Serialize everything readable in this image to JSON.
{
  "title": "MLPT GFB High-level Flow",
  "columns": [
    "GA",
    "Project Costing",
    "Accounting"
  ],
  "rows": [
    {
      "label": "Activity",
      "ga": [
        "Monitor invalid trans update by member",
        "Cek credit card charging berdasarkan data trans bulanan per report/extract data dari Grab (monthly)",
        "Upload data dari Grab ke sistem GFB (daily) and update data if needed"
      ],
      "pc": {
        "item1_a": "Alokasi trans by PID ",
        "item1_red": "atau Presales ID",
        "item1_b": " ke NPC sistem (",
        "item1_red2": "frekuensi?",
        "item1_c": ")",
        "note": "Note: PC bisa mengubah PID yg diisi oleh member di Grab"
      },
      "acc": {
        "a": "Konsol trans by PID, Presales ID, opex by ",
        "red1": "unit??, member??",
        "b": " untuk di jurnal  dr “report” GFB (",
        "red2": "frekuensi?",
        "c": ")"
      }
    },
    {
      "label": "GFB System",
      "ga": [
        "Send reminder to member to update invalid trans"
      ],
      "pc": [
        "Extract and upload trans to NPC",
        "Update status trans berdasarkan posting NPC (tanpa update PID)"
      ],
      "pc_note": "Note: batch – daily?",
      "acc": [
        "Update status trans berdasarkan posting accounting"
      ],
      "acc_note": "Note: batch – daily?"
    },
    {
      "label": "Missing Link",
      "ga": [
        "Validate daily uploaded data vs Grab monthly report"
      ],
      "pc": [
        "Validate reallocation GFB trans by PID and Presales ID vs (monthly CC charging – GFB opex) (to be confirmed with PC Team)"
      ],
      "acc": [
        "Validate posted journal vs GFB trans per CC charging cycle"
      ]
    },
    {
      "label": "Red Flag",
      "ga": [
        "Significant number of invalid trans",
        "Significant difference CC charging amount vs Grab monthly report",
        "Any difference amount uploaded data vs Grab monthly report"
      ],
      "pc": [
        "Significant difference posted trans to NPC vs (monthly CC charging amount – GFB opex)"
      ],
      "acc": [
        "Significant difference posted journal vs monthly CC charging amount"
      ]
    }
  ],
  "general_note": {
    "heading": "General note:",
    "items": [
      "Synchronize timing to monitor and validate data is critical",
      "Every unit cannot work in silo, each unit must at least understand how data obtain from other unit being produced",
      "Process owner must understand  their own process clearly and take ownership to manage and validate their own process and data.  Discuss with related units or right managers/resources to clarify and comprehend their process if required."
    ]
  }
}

* Direction *
From the entries above, extract every line where the word "frekuensi" appears.

* Solution below *
        "item1_red2": "frekuensi?",
        "red2": "frekuensi?",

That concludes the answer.